▸ **What you should do**
Looking through the listing, how many of its lines hold the word "equipment"? Answer with only the number.

▸ **Task input**
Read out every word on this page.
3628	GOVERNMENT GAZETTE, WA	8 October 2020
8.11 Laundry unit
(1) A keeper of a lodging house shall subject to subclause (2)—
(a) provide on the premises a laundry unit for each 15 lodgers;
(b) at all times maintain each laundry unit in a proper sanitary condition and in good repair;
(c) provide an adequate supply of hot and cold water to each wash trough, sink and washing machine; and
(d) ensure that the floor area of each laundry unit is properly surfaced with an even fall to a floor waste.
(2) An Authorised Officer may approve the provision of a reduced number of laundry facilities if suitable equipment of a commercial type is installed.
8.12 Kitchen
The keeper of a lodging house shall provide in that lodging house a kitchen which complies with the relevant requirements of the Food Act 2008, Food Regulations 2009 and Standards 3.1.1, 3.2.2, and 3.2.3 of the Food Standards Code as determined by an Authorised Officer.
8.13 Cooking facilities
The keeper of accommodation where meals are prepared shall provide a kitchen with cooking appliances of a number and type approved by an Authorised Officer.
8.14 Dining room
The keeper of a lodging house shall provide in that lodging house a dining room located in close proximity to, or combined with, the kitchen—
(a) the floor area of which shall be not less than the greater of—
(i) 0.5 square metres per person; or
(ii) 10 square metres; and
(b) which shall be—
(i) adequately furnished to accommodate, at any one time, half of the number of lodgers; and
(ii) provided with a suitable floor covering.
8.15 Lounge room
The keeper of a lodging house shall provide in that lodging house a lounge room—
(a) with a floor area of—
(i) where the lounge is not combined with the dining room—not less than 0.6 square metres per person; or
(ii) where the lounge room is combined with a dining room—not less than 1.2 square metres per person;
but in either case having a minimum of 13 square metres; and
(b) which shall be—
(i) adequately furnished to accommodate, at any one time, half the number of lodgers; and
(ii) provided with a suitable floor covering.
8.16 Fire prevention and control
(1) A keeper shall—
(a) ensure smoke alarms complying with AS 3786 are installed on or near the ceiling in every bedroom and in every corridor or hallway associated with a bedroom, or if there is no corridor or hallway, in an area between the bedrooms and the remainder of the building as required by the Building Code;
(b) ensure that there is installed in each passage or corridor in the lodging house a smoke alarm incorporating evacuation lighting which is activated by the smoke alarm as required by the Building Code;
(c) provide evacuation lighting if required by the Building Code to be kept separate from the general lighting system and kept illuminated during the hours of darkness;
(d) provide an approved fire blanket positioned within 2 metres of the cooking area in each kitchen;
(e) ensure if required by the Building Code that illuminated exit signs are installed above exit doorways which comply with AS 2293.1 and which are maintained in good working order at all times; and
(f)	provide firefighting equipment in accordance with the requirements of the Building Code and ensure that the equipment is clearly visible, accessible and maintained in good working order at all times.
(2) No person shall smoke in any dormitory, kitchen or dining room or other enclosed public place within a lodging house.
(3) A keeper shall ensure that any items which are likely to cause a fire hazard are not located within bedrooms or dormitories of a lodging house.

▸ **Right answer**
2